# WRITTEN REQUEST
Repeat the line that contains "Give me a plain-text" and all lines after it through the end, exactly as they are, minus the pictures.

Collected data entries
+-------+

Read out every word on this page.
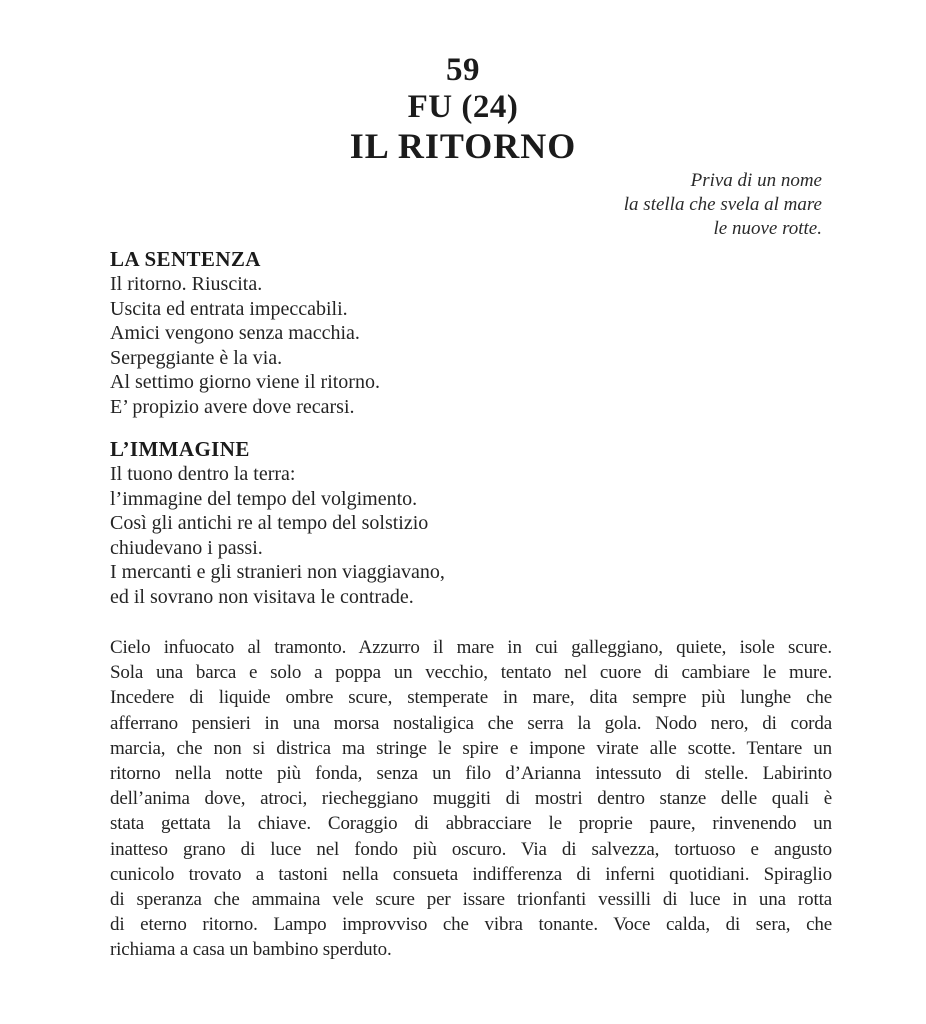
59
FU (24)
IL RITORNO
Priva di un nome
la stella che svela al mare
le nuove rotte.
LA SENTENZA
Il ritorno. Riuscita.
Uscita ed entrata impeccabili.
Amici vengono senza macchia.
Serpeggiante è la via.
Al settimo giorno viene il ritorno.
E’ propizio avere dove recarsi.
L’IMMAGINE
Il tuono dentro la terra:
l’immagine del tempo del volgimento.
Così gli antichi re al tempo del solstizio
chiudevano i passi.
I mercanti e gli stranieri non viaggiavano,
ed il sovrano non visitava le contrade.
Cielo infuocato al tramonto. Azzurro il mare in cui galleggiano, quiete, isole scure.
Sola una barca e solo a poppa un vecchio, tentato nel cuore di cambiare le mure.
Incedere di liquide ombre scure, stemperate in mare, dita sempre più lunghe che
afferrano pensieri in una morsa nostaligica che serra la gola. Nodo nero, di corda
marcia, che non si districa ma stringe le spire e impone virate alle scotte. Tentare un
ritorno nella notte più fonda, senza un filo d’Arianna intessuto di stelle. Labirinto
dell’anima dove, atroci, riecheggiano muggiti di mostri dentro stanze delle quali è
stata gettata la chiave. Coraggio di abbracciare le proprie paure, rinvenendo un
inatteso grano di luce nel fondo più oscuro. Via di salvezza, tortuoso e angusto
cunicolo trovato a tastoni nella consueta indifferenza di inferni quotidiani. Spiraglio
di speranza che ammaina vele scure per issare trionfanti vessilli di luce in una rotta
di eterno ritorno. Lampo improvviso che vibra tonante. Voce calda, di sera, che
richiama a casa un bambino sperduto.
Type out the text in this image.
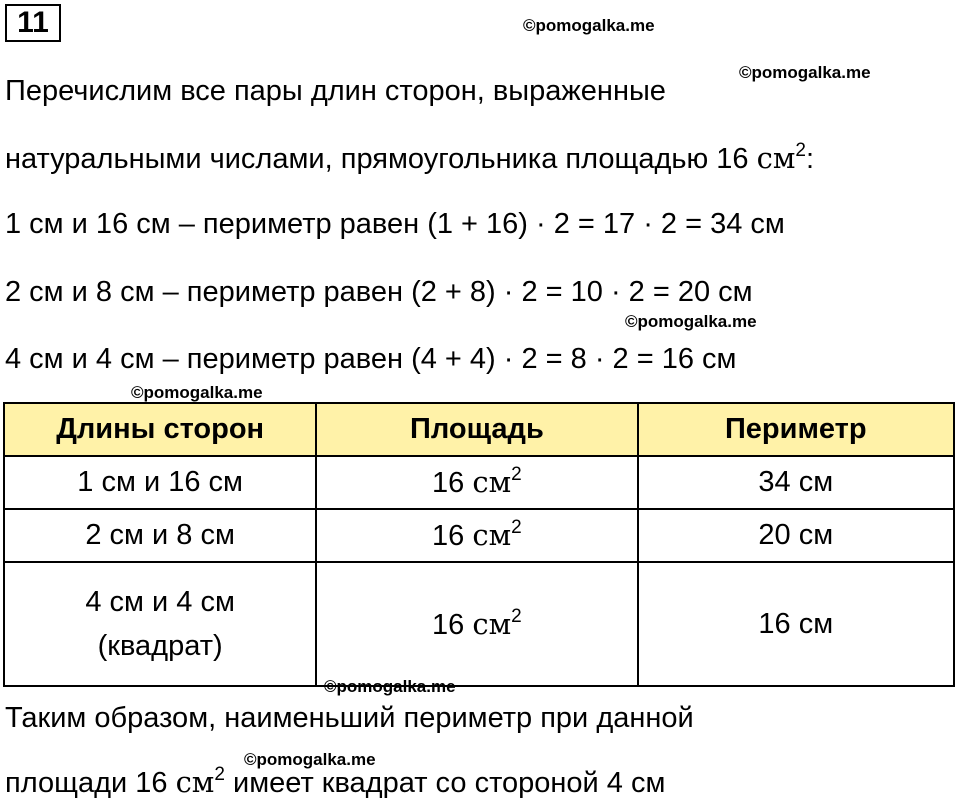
11	©pomogalka.me
©pomogalka.me
©pomogalka.me
©pomogalka.me
©pomogalka.me
©pomogalka.me
Перечислим все пары длин сторон, выраженные
натуральными числами, прямоугольника площадью 16 $см^2$:
1 см и 16 см – периметр равен (1 + 16) · 2 = 17 · 2 = 34 см
2 см и 8 см – периметр равен (2 + 8) · 2 = 10 · 2 = 20 см
4 см и 4 см – периметр равен (4 + 4) · 2 = 8 · 2 = 16 см
Длины сторон	Площадь	Периметр
1 см и 16 см	16 $см^2$	34 см
2 см и 8 см	16 $см^2$	20 см

4 см и 4 см
(квадрат)	16 $см^2$	16 см
Таким образом, наименьший периметр при данной
площади 16 $см^2$ имеет квадрат со стороной 4 см
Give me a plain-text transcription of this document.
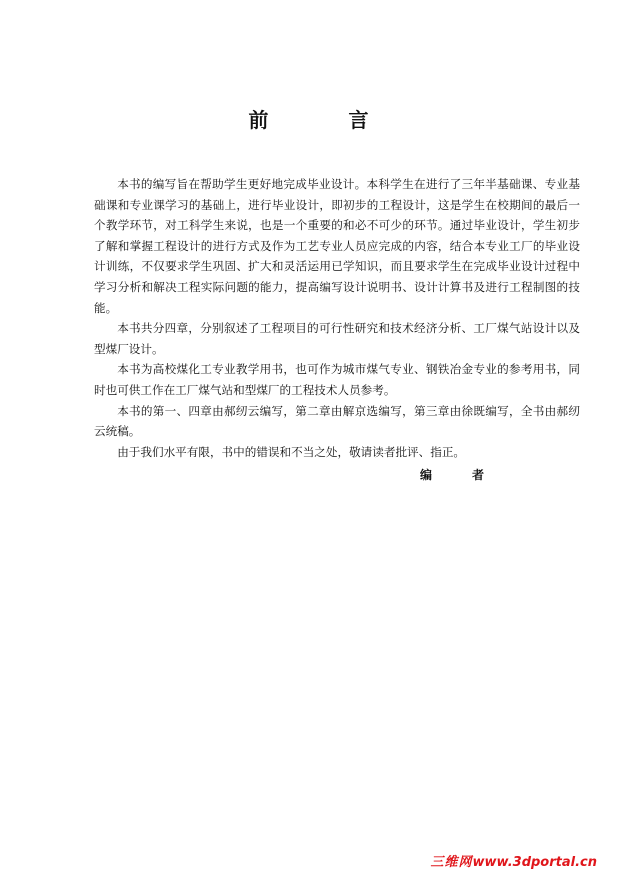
前　言

本书的编写旨在帮助学生更好地完成毕业设计。本科学生在进行了三年半基础课、专业基础课和专业课学习的基础上，进行毕业设计，即初步的工程设计，这是学生在校期间的最后一个教学环节，对工科学生来说，也是一个重要的和必不可少的环节。通过毕业设计，学生初步了解和掌握工程设计的进行方式及作为工艺专业人员应完成的内容，结合本专业工厂的毕业设计训练，不仅要求学生巩固、扩大和灵活运用已学知识，而且要求学生在完成毕业设计过程中学习分析和解决工程实际问题的能力，提高编写设计说明书、设计计算书及进行工程制图的技能。

本书共分四章，分别叙述了工程项目的可行性研究和技术经济分析、工厂煤气站设计以及型煤厂设计。

本书为高校煤化工专业教学用书，也可作为城市煤气专业、钢铁冶金专业的参考用书，同时也可供工作在工厂煤气站和型煤厂的工程技术人员参考。

本书的第一、四章由郝纫云编写，第二章由解京选编写，第三章由徐既编写，全书由郝纫云统稿。

由于我们水平有限，书中的错误和不当之处，敬请读者批评、指正。

编　者

三维网www.3dportal.cn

+-------+

# CORRECT RESULT
Give me a plain-text transcription of this document.
前　言

本书的编写旨在帮助学生更好地完成毕业设计。本科学生在进行了三年半基础课、专业基础课和专业课学习的基础上，进行毕业设计，即初步的工程设计，这是学生在校期间的最后一个教学环节，对工科学生来说，也是一个重要的和必不可少的环节。通过毕业设计，学生初步了解和掌握工程设计的进行方式及作为工艺专业人员应完成的内容，结合本专业工厂的毕业设计训练，不仅要求学生巩固、扩大和灵活运用已学知识，而且要求学生在完成毕业设计过程中学习分析和解决工程实际问题的能力，提高编写设计说明书、设计计算书及进行工程制图的技能。

本书共分四章，分别叙述了工程项目的可行性研究和技术经济分析、工厂煤气站设计以及型煤厂设计。

本书为高校煤化工专业教学用书，也可作为城市煤气专业、钢铁冶金专业的参考用书，同时也可供工作在工厂煤气站和型煤厂的工程技术人员参考。

本书的第一、四章由郝纫云编写，第二章由解京选编写，第三章由徐既编写，全书由郝纫云统稿。

由于我们水平有限，书中的错误和不当之处，敬请读者批评、指正。

编　者

三维网www.3dportal.cn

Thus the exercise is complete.